### WORK TO COMPLETE
Return the records that follow, matching each one exactly.

——

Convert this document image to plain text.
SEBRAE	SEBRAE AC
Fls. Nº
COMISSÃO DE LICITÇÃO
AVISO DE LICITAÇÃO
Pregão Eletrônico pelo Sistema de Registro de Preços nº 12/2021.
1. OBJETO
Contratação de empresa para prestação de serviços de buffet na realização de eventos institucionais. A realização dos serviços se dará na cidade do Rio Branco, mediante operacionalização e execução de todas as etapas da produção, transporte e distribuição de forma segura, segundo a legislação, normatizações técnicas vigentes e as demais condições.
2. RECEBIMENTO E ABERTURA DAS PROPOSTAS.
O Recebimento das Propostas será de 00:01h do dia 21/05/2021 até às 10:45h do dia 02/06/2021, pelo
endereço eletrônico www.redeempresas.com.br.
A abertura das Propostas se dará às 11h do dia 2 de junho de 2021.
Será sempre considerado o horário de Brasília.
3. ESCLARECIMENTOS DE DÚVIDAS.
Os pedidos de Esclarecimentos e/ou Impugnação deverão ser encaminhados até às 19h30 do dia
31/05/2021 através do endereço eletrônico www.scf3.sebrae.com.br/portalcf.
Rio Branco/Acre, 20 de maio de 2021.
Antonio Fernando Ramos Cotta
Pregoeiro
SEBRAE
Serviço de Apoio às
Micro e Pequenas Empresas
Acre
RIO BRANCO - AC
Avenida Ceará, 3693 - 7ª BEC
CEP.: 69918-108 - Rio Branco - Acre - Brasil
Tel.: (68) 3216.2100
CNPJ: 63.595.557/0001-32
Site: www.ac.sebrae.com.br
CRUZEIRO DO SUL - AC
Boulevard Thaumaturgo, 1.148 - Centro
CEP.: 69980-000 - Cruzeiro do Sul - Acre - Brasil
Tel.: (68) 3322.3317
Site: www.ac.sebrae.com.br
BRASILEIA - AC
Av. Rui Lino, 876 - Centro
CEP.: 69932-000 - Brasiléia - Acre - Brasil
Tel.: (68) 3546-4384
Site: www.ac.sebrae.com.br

——

### RESPONSE TO THE TASK
Convert this document image to plain text.
SEBRAE	SEBRAE AC
Fls. Nº
COMISSÃO DE LICITÇÃO
AVISO DE LICITAÇÃO
Pregão Eletrônico pelo Sistema de Registro de Preços nº 12/2021.
1. OBJETO
Contratação de empresa para prestação de serviços de buffet na realização de eventos institucionais. A realização dos serviços se dará na cidade do Rio Branco, mediante operacionalização e execução de todas as etapas da produção, transporte e distribuição de forma segura, segundo a legislação, normatizações técnicas vigentes e as demais condições.
2. RECEBIMENTO E ABERTURA DAS PROPOSTAS.
O Recebimento das Propostas será de 00:01h do dia 21/05/2021 até às 10:45h do dia 02/06/2021, pelo
endereço eletrônico www.redeempresas.com.br.
A abertura das Propostas se dará às 11h do dia 2 de junho de 2021.
Será sempre considerado o horário de Brasília.
3. ESCLARECIMENTOS DE DÚVIDAS.
Os pedidos de Esclarecimentos e/ou Impugnação deverão ser encaminhados até às 19h30 do dia
31/05/2021 através do endereço eletrônico www.scf3.sebrae.com.br/portalcf.
Rio Branco/Acre, 20 de maio de 2021.
Antonio Fernando Ramos Cotta
Pregoeiro
SEBRAE
Serviço de Apoio às
Micro e Pequenas Empresas
Acre
RIO BRANCO - AC
Avenida Ceará, 3693 - 7ª BEC
CEP.: 69918-108 - Rio Branco - Acre - Brasil
Tel.: (68) 3216.2100
CNPJ: 63.595.557/0001-32
Site: www.ac.sebrae.com.br
CRUZEIRO DO SUL - AC
Boulevard Thaumaturgo, 1.148 - Centro
CEP.: 69980-000 - Cruzeiro do Sul - Acre - Brasil
Tel.: (68) 3322.3317
Site: www.ac.sebrae.com.br
BRASILEIA - AC
Av. Rui Lino, 876 - Centro
CEP.: 69932-000 - Brasiléia - Acre - Brasil
Tel.: (68) 3546-4384
Site: www.ac.sebrae.com.br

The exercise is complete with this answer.